■ What the task asks: Which lines have the string "Category"? Copy all of them from the entries below.

Items listed in a dataset
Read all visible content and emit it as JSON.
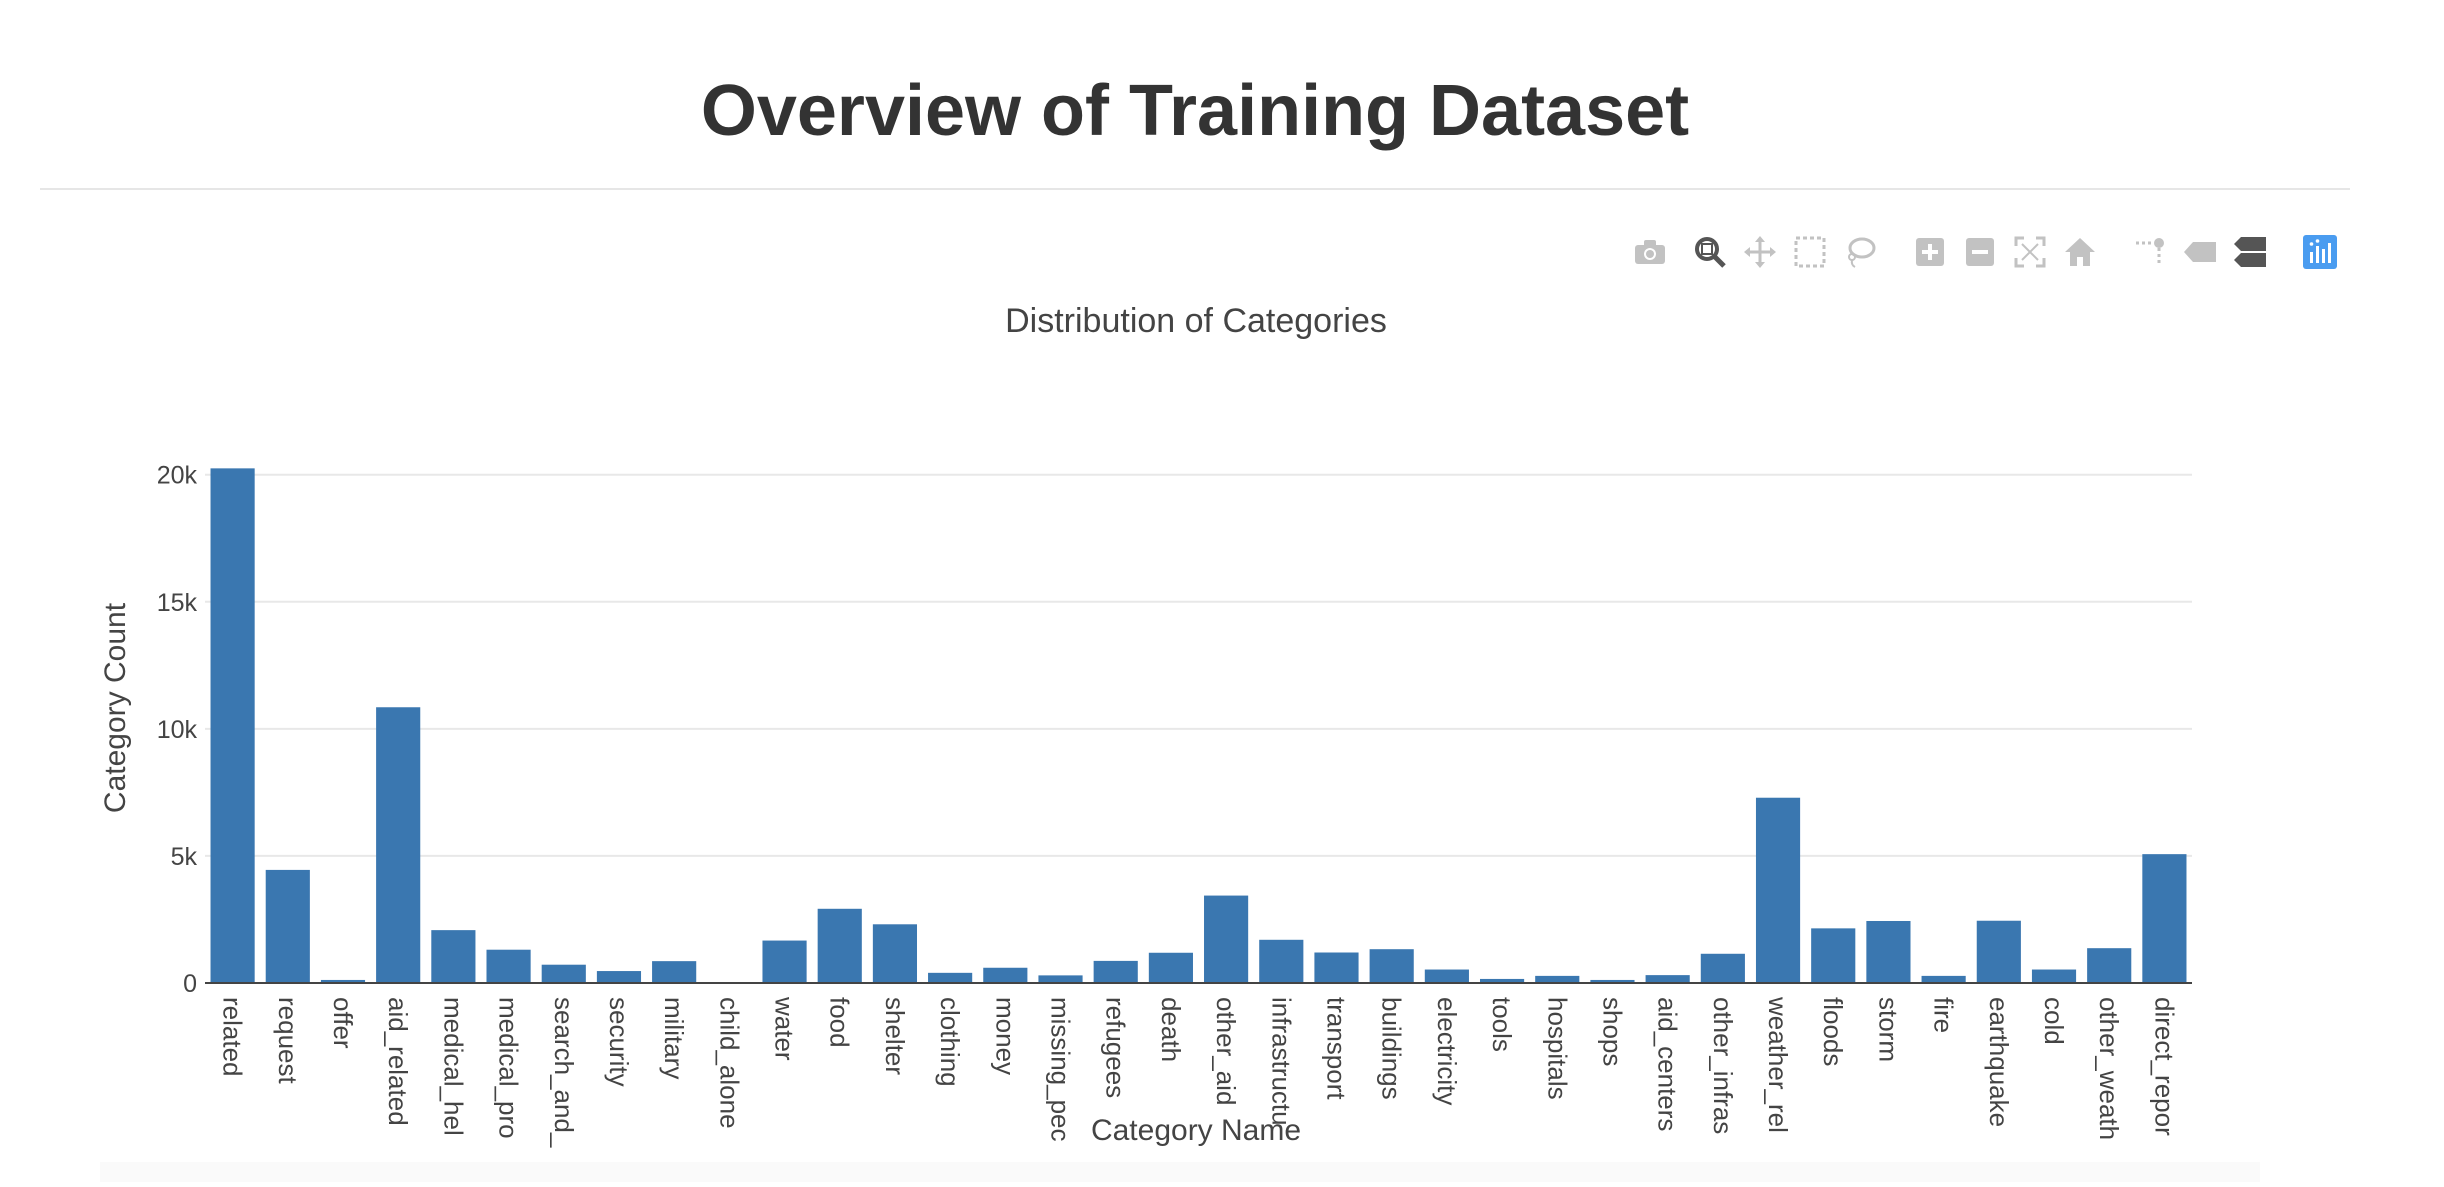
{
  "page": {
    "title": "Overview of Training Dataset"
  },
  "modebar": {
    "buttons": [
      {
        "icon": "camera-icon"
      },
      {
        "icon": "zoom-icon"
      },
      {
        "icon": "pan-icon"
      },
      {
        "icon": "box-select-icon"
      },
      {
        "icon": "lasso-select-icon"
      },
      {
        "icon": "zoom-in-icon"
      },
      {
        "icon": "zoom-out-icon"
      },
      {
        "icon": "autoscale-icon"
      },
      {
        "icon": "reset-axes-icon"
      },
      {
        "icon": "toggle-spike-lines-icon"
      },
      {
        "icon": "hover-closest-icon"
      },
      {
        "icon": "hover-compare-icon"
      },
      {
        "icon": "plotly-logo-icon"
      }
    ]
  },
  "colors": {
    "bar": "#3a77b0",
    "grid": "#e8e8e8",
    "text": "#444444"
  },
  "chart_data": {
    "type": "bar",
    "title": "Distribution of Categories",
    "xlabel": "Category Name",
    "ylabel": "Category Count",
    "ylim": [
      0,
      20500
    ],
    "yticks": [
      0,
      5000,
      10000,
      15000,
      20000
    ],
    "ytick_labels": [
      "0",
      "5k",
      "10k",
      "15k",
      "20k"
    ],
    "grid": true,
    "categories": [
      "related",
      "request",
      "offer",
      "aid_related",
      "medical_hel",
      "medical_pro",
      "search_and_",
      "security",
      "military",
      "child_alone",
      "water",
      "food",
      "shelter",
      "clothing",
      "money",
      "missing_pec",
      "refugees",
      "death",
      "other_aid",
      "infrastructu",
      "transport",
      "buildings",
      "electricity",
      "tools",
      "hospitals",
      "shops",
      "aid_centers",
      "other_infras",
      "weather_rel",
      "floods",
      "storm",
      "fire",
      "earthquake",
      "cold",
      "other_weath",
      "direct_repor"
    ],
    "values": [
      20250,
      4450,
      120,
      10850,
      2080,
      1310,
      720,
      470,
      860,
      0,
      1670,
      2920,
      2310,
      400,
      600,
      300,
      870,
      1190,
      3440,
      1700,
      1200,
      1330,
      530,
      160,
      280,
      120,
      310,
      1150,
      7290,
      2150,
      2440,
      280,
      2450,
      530,
      1370,
      5070
    ]
  }
}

■ Answer to this task:
    "xlabel": "Category Name",
    "ylabel": "Category Count",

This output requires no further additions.